Items from a data source:

· · · · ·

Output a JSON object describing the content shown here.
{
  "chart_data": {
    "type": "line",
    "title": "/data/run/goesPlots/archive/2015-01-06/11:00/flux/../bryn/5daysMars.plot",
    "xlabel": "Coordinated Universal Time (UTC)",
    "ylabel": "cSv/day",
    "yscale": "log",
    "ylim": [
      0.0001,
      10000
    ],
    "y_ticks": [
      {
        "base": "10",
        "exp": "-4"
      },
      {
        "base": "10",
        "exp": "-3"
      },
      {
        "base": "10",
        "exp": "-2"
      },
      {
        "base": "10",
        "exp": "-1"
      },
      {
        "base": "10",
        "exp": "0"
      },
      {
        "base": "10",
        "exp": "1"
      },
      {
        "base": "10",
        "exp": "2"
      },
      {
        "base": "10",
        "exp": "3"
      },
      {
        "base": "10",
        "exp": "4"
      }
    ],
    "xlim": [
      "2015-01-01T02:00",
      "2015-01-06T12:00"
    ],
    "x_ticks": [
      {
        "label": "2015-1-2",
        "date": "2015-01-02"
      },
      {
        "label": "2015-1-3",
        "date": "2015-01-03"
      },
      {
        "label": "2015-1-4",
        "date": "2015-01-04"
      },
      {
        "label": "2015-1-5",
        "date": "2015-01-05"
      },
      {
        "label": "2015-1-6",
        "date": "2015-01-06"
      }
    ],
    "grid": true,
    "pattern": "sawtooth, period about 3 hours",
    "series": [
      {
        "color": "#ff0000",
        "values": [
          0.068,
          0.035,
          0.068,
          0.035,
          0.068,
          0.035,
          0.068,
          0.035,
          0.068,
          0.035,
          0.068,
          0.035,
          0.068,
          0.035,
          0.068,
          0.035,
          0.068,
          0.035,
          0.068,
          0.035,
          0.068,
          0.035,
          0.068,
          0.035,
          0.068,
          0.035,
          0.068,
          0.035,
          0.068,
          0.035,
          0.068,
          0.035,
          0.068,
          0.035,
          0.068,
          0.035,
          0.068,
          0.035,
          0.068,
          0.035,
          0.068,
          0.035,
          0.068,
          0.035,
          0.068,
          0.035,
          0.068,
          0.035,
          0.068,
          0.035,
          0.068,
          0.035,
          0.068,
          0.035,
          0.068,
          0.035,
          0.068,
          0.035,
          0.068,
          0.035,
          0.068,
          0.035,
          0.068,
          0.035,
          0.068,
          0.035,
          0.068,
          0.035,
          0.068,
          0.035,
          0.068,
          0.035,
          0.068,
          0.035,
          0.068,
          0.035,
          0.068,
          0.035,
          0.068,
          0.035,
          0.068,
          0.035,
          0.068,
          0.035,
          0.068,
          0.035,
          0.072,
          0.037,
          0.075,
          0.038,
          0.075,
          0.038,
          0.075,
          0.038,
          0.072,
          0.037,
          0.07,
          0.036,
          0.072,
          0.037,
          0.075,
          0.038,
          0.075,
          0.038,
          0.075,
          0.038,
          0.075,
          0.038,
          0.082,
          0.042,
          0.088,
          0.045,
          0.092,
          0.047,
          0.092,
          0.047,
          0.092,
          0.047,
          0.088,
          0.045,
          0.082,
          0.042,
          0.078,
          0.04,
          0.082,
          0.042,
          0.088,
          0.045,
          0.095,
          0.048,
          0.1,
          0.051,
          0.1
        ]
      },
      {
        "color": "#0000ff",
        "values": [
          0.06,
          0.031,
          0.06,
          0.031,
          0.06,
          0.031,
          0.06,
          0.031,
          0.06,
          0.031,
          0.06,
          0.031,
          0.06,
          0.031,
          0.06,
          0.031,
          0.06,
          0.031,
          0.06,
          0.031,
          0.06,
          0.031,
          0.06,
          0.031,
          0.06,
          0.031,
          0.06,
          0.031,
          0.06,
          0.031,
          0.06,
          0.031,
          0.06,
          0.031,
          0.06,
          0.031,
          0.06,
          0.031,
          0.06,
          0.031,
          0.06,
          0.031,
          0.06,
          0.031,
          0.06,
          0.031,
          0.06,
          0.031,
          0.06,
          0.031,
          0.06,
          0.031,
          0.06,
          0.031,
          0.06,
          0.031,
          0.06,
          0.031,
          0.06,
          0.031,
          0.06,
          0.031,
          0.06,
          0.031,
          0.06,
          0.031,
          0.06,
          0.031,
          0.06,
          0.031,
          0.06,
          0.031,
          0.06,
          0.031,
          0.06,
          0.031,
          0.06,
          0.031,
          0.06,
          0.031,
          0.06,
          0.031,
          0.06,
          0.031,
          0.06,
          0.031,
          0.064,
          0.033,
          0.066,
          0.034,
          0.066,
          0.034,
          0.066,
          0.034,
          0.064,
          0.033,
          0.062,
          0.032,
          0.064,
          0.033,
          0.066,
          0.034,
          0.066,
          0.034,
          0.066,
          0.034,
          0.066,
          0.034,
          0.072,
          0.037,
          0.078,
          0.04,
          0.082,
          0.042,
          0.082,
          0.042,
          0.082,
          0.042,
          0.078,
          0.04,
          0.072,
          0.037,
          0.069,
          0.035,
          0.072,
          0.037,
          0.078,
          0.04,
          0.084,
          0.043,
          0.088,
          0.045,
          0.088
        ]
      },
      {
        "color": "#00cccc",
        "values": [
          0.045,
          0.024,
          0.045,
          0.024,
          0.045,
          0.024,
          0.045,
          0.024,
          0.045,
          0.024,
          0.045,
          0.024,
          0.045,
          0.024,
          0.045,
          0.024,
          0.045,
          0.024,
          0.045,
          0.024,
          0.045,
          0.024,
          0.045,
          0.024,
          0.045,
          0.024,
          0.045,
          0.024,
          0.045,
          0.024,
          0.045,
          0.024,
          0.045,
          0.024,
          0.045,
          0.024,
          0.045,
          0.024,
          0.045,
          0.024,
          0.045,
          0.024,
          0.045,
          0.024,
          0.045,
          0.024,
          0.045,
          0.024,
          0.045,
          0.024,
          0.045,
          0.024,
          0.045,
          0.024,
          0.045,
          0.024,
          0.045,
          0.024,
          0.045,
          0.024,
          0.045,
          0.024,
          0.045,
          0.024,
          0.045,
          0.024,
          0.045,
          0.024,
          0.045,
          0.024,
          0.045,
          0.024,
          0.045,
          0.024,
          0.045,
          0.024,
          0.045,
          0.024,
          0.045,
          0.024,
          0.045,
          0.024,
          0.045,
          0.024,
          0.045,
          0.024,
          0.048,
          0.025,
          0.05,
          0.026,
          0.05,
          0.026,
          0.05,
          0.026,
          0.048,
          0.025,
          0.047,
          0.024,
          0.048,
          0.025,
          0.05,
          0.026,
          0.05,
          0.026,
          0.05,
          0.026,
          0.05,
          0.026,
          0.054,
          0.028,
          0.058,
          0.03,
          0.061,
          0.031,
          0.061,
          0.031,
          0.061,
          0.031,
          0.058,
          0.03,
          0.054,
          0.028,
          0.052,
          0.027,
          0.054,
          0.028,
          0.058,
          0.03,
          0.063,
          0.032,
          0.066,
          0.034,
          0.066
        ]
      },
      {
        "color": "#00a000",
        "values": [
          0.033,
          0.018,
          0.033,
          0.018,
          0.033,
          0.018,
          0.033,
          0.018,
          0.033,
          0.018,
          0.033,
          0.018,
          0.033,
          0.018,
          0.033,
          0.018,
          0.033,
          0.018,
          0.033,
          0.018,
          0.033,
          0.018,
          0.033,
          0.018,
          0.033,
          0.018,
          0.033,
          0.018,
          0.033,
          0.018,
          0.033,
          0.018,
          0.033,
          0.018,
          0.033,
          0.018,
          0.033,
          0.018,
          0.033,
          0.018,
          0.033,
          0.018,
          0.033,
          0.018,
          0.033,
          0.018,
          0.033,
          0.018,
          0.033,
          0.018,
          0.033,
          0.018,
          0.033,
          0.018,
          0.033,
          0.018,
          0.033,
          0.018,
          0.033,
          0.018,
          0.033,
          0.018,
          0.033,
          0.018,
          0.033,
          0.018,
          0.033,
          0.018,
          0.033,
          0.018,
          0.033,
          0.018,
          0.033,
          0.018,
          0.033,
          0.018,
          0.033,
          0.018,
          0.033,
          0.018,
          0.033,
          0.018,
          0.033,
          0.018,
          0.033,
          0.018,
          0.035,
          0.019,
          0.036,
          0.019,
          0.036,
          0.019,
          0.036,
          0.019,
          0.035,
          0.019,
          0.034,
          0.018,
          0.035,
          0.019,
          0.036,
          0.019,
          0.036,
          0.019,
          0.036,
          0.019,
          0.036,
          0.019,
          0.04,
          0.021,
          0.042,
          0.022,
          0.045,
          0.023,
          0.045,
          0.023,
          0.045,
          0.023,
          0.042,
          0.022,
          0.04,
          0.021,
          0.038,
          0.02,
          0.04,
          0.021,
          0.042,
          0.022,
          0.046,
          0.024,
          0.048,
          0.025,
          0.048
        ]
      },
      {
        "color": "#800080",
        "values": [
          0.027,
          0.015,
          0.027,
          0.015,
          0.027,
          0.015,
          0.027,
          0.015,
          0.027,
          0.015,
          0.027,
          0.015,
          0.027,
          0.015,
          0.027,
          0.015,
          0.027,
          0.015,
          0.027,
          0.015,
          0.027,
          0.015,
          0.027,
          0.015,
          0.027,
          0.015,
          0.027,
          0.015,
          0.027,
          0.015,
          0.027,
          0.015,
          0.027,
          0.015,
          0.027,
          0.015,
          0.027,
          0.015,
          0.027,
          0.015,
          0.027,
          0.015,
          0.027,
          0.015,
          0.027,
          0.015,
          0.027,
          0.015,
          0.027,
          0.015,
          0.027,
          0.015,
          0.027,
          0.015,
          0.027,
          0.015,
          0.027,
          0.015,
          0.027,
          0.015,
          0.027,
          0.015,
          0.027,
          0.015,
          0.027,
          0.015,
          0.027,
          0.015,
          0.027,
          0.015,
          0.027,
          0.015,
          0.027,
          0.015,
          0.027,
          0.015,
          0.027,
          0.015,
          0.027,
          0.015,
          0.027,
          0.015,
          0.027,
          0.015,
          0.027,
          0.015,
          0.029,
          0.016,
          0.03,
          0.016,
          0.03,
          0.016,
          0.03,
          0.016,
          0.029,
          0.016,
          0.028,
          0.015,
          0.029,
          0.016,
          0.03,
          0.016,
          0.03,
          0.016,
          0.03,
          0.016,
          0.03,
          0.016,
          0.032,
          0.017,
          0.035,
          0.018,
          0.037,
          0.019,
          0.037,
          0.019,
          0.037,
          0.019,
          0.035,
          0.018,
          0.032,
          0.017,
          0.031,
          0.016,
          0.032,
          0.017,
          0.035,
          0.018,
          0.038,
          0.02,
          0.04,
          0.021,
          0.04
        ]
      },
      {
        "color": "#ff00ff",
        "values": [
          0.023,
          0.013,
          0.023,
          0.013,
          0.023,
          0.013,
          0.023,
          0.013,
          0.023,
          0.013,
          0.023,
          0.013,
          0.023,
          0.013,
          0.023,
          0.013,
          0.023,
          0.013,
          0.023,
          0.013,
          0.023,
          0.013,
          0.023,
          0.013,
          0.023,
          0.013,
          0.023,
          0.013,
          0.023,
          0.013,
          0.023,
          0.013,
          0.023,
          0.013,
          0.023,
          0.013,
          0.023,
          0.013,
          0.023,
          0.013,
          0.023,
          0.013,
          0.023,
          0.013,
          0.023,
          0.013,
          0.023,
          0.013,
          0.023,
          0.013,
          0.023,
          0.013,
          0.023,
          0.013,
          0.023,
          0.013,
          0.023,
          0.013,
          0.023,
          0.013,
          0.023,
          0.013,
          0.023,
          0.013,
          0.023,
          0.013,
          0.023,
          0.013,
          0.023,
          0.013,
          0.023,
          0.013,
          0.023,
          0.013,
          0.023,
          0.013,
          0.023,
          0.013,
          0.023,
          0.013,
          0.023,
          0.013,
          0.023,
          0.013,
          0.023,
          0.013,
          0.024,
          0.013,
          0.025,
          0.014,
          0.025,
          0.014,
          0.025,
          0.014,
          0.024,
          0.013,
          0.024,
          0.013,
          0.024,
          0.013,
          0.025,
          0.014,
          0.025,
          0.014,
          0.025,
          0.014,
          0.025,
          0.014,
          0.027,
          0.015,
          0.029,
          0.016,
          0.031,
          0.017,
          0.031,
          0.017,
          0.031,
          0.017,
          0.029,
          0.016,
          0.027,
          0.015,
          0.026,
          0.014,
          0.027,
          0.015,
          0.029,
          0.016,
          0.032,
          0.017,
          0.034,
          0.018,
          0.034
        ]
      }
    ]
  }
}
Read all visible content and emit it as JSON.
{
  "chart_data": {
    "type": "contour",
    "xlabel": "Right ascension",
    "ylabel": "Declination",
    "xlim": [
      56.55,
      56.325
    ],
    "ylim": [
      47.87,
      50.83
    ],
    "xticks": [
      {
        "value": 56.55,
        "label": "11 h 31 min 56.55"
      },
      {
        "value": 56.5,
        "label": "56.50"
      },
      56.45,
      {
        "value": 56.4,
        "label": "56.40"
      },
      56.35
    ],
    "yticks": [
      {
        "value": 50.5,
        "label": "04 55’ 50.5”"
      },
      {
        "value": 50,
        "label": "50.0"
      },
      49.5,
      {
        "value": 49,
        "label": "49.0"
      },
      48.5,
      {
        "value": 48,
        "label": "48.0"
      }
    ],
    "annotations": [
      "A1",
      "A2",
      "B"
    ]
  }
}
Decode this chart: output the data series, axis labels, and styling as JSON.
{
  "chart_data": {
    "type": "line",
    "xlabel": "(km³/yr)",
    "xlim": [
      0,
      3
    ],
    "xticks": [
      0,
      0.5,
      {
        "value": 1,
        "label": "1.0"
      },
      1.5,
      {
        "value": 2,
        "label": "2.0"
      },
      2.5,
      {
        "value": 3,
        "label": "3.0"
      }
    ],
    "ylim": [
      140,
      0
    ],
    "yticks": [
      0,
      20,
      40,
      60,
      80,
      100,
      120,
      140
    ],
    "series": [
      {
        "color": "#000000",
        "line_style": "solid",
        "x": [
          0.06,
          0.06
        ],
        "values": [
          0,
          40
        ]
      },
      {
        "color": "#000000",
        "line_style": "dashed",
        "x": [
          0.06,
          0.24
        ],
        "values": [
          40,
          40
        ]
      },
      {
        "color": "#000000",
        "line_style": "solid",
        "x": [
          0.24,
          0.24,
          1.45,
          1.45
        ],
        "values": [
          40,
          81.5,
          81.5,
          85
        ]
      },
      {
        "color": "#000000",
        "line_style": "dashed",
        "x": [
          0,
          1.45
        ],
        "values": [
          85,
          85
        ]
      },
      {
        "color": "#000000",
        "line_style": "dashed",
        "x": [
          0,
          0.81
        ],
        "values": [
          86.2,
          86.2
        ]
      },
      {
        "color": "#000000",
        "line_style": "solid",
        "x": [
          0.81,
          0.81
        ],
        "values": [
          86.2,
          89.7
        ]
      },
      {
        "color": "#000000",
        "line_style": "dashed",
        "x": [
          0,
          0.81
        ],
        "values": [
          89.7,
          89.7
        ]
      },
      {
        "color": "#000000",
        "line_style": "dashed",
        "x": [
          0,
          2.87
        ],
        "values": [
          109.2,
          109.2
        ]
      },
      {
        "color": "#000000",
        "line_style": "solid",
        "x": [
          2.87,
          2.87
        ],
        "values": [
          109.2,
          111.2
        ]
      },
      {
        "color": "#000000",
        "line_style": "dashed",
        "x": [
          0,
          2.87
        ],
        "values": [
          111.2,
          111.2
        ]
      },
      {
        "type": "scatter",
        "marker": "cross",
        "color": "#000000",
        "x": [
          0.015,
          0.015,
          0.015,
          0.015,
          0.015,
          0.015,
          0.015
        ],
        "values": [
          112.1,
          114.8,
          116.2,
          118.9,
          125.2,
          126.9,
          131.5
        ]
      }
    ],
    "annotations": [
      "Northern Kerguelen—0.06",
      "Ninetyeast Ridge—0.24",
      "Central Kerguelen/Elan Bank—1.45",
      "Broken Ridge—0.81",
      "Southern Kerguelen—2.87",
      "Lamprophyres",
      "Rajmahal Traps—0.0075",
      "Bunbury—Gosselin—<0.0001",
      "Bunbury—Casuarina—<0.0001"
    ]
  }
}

· · · · ·

What the task asks =
Point out every line holding the string "xlabel" and copy it.

Response to this exercise =
    "xlabel": "Coordinated Universal Time (UTC)",
    "xlabel": "Right ascension",
    "xlabel": "(km³/yr)",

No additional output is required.